Problem description: Reproduce the listing below exactly. Pictures do not belong in the copy.

[start of Dataset extract]

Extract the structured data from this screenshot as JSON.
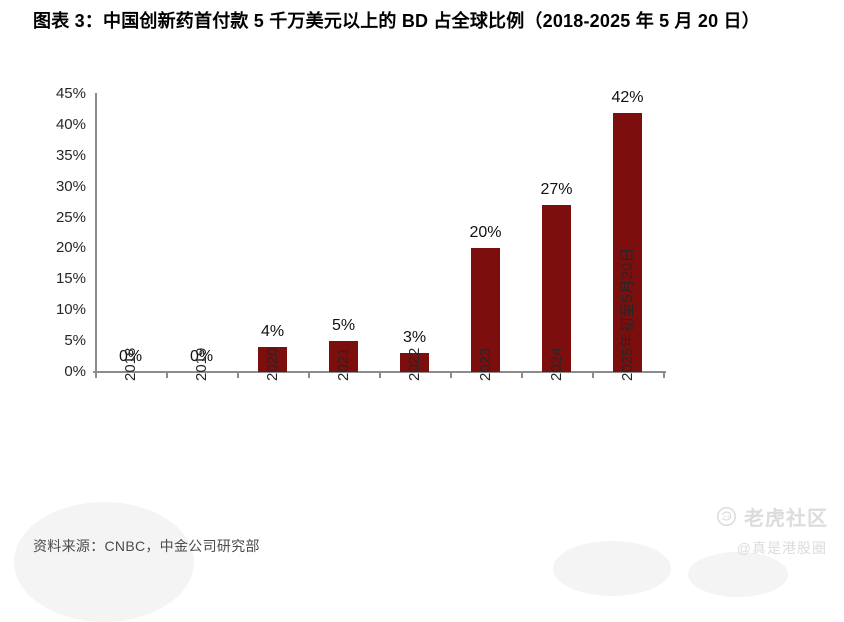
{
  "header": {
    "title": "图表 3：中国创新药首付款 5 千万美元以上的 BD 占全球比例（2018-2025 年 5 月 20 日）"
  },
  "chart_data": {
    "type": "bar",
    "title": "中国创新药首付款 5 千万美元以上的 BD 占全球比例（2018-2025 年 5 月 20 日）",
    "categories": [
      "2018",
      "2019",
      "2020",
      "2021",
      "2022",
      "2023",
      "2024",
      "2025年初至5月20日"
    ],
    "values": [
      0,
      0,
      4,
      5,
      3,
      20,
      27,
      42
    ],
    "data_labels": [
      "0%",
      "0%",
      "4%",
      "5%",
      "3%",
      "20%",
      "27%",
      "42%"
    ],
    "y_tick_labels": [
      "0%",
      "5%",
      "10%",
      "15%",
      "20%",
      "25%",
      "30%",
      "35%",
      "40%",
      "45%"
    ],
    "ylim": [
      0,
      45
    ],
    "y_tick_step": 5,
    "xlabel": "",
    "ylabel": "",
    "grid": false,
    "legend": "none",
    "bar_color": "#7D0E0E",
    "axis_color": "#8C8C8C",
    "tick_label_color": "#262626",
    "value_label_color": "#111111"
  },
  "footer": {
    "source": "资料来源：CNBC，中金公司研究部"
  },
  "watermark": {
    "brand": "老虎社区",
    "handle": "@真是港股圈"
  }
}
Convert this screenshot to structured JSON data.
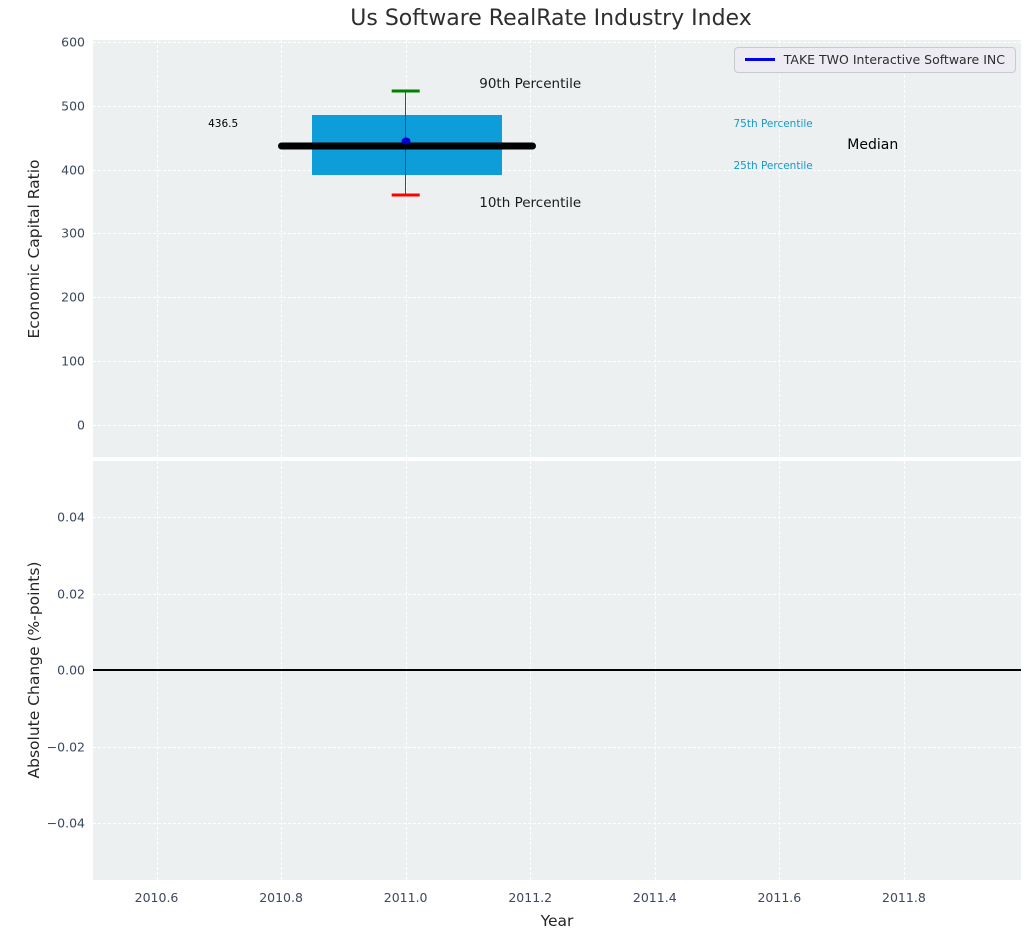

[end of Dataset extract]

Complete answer:
Extract the structured data from this screenshot as JSON.
{
  "header": {
    "title": "图表 3：中国创新药首付款 5 千万美元以上的 BD 占全球比例（2018-2025 年 5 月 20 日）"
  },
  "chart_data": {
    "type": "bar",
    "title": "中国创新药首付款 5 千万美元以上的 BD 占全球比例（2018-2025 年 5 月 20 日）",
    "categories": [
      "2018",
      "2019",
      "2020",
      "2021",
      "2022",
      "2023",
      "2024",
      "2025年初至5月20日"
    ],
    "values": [
      0,
      0,
      4,
      5,
      3,
      20,
      27,
      42
    ],
    "data_labels": [
      "0%",
      "0%",
      "4%",
      "5%",
      "3%",
      "20%",
      "27%",
      "42%"
    ],
    "y_tick_labels": [
      "0%",
      "5%",
      "10%",
      "15%",
      "20%",
      "25%",
      "30%",
      "35%",
      "40%",
      "45%"
    ],
    "ylim": [
      0,
      45
    ],
    "y_tick_step": 5,
    "xlabel": "",
    "ylabel": "",
    "grid": false,
    "legend": "none",
    "bar_color": "#7D0E0E",
    "axis_color": "#8C8C8C",
    "tick_label_color": "#262626",
    "value_label_color": "#111111"
  },
  "footer": {
    "source": "资料来源：CNBC，中金公司研究部"
  },
  "watermark": {
    "brand": "老虎社区",
    "handle": "@真是港股圈"
  }
}
Convert this screenshot to structured JSON data.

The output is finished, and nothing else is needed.